======== Input data

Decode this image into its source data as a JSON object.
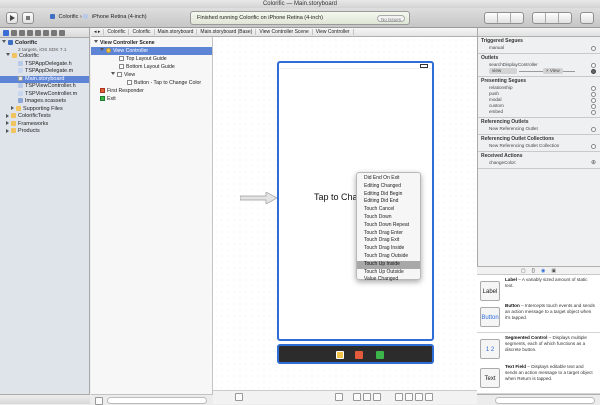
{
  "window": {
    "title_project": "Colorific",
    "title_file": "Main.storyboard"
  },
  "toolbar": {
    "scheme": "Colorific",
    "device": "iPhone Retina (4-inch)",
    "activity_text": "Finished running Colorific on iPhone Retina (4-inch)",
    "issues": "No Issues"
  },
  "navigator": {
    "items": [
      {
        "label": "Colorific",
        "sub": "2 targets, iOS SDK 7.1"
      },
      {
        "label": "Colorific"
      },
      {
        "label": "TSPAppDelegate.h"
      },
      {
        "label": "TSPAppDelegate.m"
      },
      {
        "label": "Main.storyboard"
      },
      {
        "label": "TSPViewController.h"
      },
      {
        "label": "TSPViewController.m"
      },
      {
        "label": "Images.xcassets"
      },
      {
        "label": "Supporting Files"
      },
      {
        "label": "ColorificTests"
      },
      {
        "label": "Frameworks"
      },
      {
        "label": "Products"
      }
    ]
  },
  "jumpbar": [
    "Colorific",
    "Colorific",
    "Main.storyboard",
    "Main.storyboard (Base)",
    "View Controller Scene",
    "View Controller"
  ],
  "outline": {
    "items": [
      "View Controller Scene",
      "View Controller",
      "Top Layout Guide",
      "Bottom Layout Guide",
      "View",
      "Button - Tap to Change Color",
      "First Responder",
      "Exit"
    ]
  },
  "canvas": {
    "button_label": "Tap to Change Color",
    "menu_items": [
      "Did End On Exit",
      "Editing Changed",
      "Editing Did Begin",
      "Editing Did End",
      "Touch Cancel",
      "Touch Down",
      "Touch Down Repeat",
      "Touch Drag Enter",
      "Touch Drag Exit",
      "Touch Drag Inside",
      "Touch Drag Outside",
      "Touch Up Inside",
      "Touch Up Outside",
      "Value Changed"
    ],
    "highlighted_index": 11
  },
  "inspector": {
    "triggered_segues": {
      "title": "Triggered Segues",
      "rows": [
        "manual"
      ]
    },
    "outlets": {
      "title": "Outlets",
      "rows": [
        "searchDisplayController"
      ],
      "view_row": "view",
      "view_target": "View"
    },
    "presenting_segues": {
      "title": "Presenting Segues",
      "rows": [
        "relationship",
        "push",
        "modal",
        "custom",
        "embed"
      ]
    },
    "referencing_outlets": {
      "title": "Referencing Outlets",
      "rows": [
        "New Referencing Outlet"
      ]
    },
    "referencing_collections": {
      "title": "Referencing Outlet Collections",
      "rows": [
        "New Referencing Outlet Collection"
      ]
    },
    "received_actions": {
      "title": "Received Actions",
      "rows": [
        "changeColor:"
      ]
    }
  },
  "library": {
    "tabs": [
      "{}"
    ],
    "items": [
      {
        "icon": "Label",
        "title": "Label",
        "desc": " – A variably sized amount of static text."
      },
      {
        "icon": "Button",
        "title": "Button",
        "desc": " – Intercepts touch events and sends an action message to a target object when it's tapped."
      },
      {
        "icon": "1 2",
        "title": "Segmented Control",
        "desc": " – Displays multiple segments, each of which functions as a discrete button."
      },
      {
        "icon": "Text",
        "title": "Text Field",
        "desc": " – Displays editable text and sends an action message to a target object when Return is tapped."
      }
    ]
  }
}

================

Problem details: Identify the lines of the data that contain the word "object". Copy each of them.

Correct result:
Decode this image into its source data as a JSON object.
        "desc": " – Intercepts touch events and sends an action message to a target object when it's tapped."
        "desc": " – Displays editable text and sends an action message to a target object when Return is tapped."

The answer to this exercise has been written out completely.